[Items from a figure collection]
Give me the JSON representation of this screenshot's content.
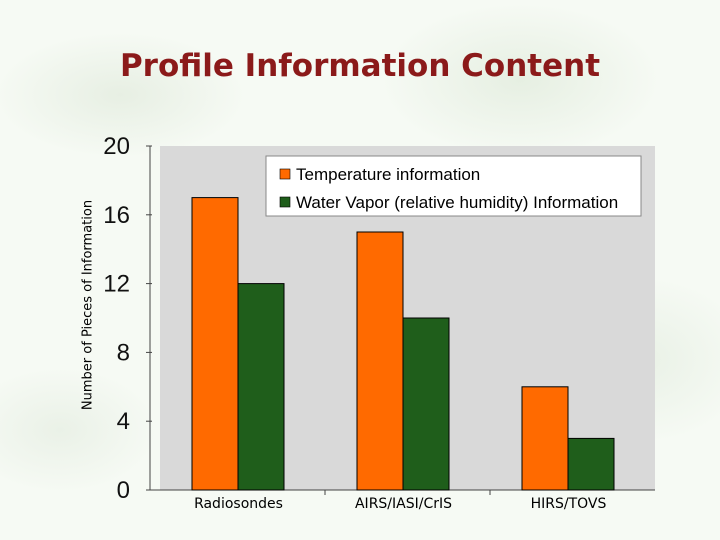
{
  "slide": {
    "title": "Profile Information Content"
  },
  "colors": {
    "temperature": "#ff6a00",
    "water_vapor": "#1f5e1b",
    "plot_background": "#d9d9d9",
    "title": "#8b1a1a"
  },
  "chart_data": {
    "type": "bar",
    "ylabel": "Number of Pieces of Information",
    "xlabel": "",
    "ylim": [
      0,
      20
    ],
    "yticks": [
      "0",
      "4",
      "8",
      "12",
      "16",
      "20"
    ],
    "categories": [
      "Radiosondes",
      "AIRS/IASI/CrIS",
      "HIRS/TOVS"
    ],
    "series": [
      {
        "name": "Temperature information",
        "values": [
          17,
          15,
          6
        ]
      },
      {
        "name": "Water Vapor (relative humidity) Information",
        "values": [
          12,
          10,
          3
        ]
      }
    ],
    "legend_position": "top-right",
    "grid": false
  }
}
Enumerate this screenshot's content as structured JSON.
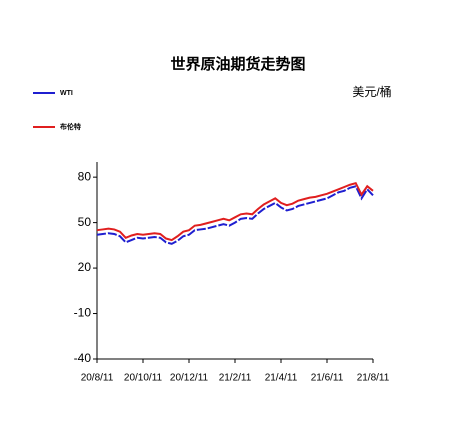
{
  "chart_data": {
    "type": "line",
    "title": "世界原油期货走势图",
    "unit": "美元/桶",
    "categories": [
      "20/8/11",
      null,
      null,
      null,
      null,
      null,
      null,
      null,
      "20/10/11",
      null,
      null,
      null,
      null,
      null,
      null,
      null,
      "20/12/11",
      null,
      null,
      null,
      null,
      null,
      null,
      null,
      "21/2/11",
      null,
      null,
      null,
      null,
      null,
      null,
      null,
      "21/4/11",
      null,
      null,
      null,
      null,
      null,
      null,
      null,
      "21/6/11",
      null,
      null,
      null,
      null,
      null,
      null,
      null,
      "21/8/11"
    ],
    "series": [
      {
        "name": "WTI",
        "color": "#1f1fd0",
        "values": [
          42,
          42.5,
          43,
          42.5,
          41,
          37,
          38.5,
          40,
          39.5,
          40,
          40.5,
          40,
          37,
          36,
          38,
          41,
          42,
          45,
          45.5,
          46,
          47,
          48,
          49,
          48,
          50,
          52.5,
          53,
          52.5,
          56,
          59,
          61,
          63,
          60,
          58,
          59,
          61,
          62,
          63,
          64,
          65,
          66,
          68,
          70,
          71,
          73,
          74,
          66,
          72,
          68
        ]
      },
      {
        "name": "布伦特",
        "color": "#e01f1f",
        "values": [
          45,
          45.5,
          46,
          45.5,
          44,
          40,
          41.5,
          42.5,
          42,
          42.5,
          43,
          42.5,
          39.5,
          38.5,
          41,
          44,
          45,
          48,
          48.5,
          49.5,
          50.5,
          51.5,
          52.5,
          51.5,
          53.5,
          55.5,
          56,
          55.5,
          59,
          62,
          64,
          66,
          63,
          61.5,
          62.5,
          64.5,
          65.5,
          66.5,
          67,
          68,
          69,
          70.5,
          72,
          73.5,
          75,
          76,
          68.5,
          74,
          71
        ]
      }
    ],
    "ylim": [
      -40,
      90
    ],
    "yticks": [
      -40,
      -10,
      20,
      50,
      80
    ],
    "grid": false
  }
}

WHAT IS ASKED -> Every line above should be returned exactly; the pictures stay out.

RESPONSE TO THE EXERCISE ->
Give me the JSON representation of this screenshot's content.
{
  "slide": {
    "title": "Profile Information Content"
  },
  "colors": {
    "temperature": "#ff6a00",
    "water_vapor": "#1f5e1b",
    "plot_background": "#d9d9d9",
    "title": "#8b1a1a"
  },
  "chart_data": {
    "type": "bar",
    "ylabel": "Number of Pieces of Information",
    "xlabel": "",
    "ylim": [
      0,
      20
    ],
    "yticks": [
      "0",
      "4",
      "8",
      "12",
      "16",
      "20"
    ],
    "categories": [
      "Radiosondes",
      "AIRS/IASI/CrIS",
      "HIRS/TOVS"
    ],
    "series": [
      {
        "name": "Temperature information",
        "values": [
          17,
          15,
          6
        ]
      },
      {
        "name": "Water Vapor (relative humidity) Information",
        "values": [
          12,
          10,
          3
        ]
      }
    ],
    "legend_position": "top-right",
    "grid": false
  }
}
Enumerate this screenshot's content as structured JSON.
{
  "chart_data": {
    "type": "line",
    "title": "世界原油期货走势图",
    "unit": "美元/桶",
    "categories": [
      "20/8/11",
      null,
      null,
      null,
      null,
      null,
      null,
      null,
      "20/10/11",
      null,
      null,
      null,
      null,
      null,
      null,
      null,
      "20/12/11",
      null,
      null,
      null,
      null,
      null,
      null,
      null,
      "21/2/11",
      null,
      null,
      null,
      null,
      null,
      null,
      null,
      "21/4/11",
      null,
      null,
      null,
      null,
      null,
      null,
      null,
      "21/6/11",
      null,
      null,
      null,
      null,
      null,
      null,
      null,
      "21/8/11"
    ],
    "series": [
      {
        "name": "WTI",
        "color": "#1f1fd0",
        "values": [
          42,
          42.5,
          43,
          42.5,
          41,
          37,
          38.5,
          40,
          39.5,
          40,
          40.5,
          40,
          37,
          36,
          38,
          41,
          42,
          45,
          45.5,
          46,
          47,
          48,
          49,
          48,
          50,
          52.5,
          53,
          52.5,
          56,
          59,
          61,
          63,
          60,
          58,
          59,
          61,
          62,
          63,
          64,
          65,
          66,
          68,
          70,
          71,
          73,
          74,
          66,
          72,
          68
        ]
      },
      {
        "name": "布伦特",
        "color": "#e01f1f",
        "values": [
          45,
          45.5,
          46,
          45.5,
          44,
          40,
          41.5,
          42.5,
          42,
          42.5,
          43,
          42.5,
          39.5,
          38.5,
          41,
          44,
          45,
          48,
          48.5,
          49.5,
          50.5,
          51.5,
          52.5,
          51.5,
          53.5,
          55.5,
          56,
          55.5,
          59,
          62,
          64,
          66,
          63,
          61.5,
          62.5,
          64.5,
          65.5,
          66.5,
          67,
          68,
          69,
          70.5,
          72,
          73.5,
          75,
          76,
          68.5,
          74,
          71
        ]
      }
    ],
    "ylim": [
      -40,
      90
    ],
    "yticks": [
      -40,
      -10,
      20,
      50,
      80
    ],
    "grid": false
  }
}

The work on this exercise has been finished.